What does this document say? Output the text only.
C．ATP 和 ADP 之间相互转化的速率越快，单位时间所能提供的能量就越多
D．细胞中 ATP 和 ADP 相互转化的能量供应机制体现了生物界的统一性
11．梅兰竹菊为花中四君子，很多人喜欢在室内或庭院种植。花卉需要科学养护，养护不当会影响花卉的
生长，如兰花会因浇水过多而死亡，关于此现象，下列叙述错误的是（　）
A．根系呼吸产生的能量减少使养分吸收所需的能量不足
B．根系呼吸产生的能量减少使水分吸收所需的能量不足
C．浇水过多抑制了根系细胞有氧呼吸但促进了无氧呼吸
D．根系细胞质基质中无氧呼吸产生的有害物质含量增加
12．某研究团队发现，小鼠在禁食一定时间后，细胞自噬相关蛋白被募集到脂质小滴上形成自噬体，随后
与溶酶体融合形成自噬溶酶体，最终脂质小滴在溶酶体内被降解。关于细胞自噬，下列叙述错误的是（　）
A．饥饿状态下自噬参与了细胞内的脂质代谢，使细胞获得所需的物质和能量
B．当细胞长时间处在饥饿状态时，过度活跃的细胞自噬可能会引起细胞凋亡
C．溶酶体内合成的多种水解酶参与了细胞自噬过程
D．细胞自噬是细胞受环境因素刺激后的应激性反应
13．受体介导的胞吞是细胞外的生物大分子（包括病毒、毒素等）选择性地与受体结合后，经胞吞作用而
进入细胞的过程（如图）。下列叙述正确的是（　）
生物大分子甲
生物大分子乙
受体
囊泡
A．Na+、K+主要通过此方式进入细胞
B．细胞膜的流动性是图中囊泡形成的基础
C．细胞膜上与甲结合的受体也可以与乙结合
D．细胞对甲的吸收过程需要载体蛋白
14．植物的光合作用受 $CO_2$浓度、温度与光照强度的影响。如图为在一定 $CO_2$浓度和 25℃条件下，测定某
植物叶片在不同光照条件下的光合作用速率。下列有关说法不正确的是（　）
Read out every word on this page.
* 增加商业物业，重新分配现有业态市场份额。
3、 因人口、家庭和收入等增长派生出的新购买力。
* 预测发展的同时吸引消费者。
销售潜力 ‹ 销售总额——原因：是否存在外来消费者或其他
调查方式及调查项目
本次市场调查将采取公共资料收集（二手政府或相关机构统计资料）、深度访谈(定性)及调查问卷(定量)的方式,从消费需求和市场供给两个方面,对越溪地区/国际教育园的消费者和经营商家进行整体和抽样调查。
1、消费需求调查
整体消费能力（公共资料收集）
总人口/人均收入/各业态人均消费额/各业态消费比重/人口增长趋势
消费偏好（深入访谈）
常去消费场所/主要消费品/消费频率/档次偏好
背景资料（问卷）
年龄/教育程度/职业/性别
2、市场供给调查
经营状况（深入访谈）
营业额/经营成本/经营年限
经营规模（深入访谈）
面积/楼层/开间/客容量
■ ■ ■ ■ ■
_GIVEN TASK_. Transcribe the whole listing with nothing added or left out.

_REPLY TO THE TASK_.
What does this document say? Output the text only.
C．ATP 和 ADP 之间相互转化的速率越快，单位时间所能提供的能量就越多
D．细胞中 ATP 和 ADP 相互转化的能量供应机制体现了生物界的统一性
11．梅兰竹菊为花中四君子，很多人喜欢在室内或庭院种植。花卉需要科学养护，养护不当会影响花卉的
生长，如兰花会因浇水过多而死亡，关于此现象，下列叙述错误的是（　）
A．根系呼吸产生的能量减少使养分吸收所需的能量不足
B．根系呼吸产生的能量减少使水分吸收所需的能量不足
C．浇水过多抑制了根系细胞有氧呼吸但促进了无氧呼吸
D．根系细胞质基质中无氧呼吸产生的有害物质含量增加
12．某研究团队发现，小鼠在禁食一定时间后，细胞自噬相关蛋白被募集到脂质小滴上形成自噬体，随后
与溶酶体融合形成自噬溶酶体，最终脂质小滴在溶酶体内被降解。关于细胞自噬，下列叙述错误的是（　）
A．饥饿状态下自噬参与了细胞内的脂质代谢，使细胞获得所需的物质和能量
B．当细胞长时间处在饥饿状态时，过度活跃的细胞自噬可能会引起细胞凋亡
C．溶酶体内合成的多种水解酶参与了细胞自噬过程
D．细胞自噬是细胞受环境因素刺激后的应激性反应
13．受体介导的胞吞是细胞外的生物大分子（包括病毒、毒素等）选择性地与受体结合后，经胞吞作用而
进入细胞的过程（如图）。下列叙述正确的是（　）
生物大分子甲
生物大分子乙
受体
囊泡
A．Na+、K+主要通过此方式进入细胞
B．细胞膜的流动性是图中囊泡形成的基础
C．细胞膜上与甲结合的受体也可以与乙结合
D．细胞对甲的吸收过程需要载体蛋白
14．植物的光合作用受 $CO_2$浓度、温度与光照强度的影响。如图为在一定 $CO_2$浓度和 25℃条件下，测定某
植物叶片在不同光照条件下的光合作用速率。下列有关说法不正确的是（　）
Read out every word on this page.
* 增加商业物业，重新分配现有业态市场份额。
3、 因人口、家庭和收入等增长派生出的新购买力。
* 预测发展的同时吸引消费者。
销售潜力 ‹ 销售总额——原因：是否存在外来消费者或其他
调查方式及调查项目
本次市场调查将采取公共资料收集（二手政府或相关机构统计资料）、深度访谈(定性)及调查问卷(定量)的方式,从消费需求和市场供给两个方面,对越溪地区/国际教育园的消费者和经营商家进行整体和抽样调查。
1、消费需求调查
整体消费能力（公共资料收集）
总人口/人均收入/各业态人均消费额/各业态消费比重/人口增长趋势
消费偏好（深入访谈）
常去消费场所/主要消费品/消费频率/档次偏好
背景资料（问卷）
年龄/教育程度/职业/性别
2、市场供给调查
经营状况（深入访谈）
营业额/经营成本/经营年限
经营规模（深入访谈）
面积/楼层/开间/客容量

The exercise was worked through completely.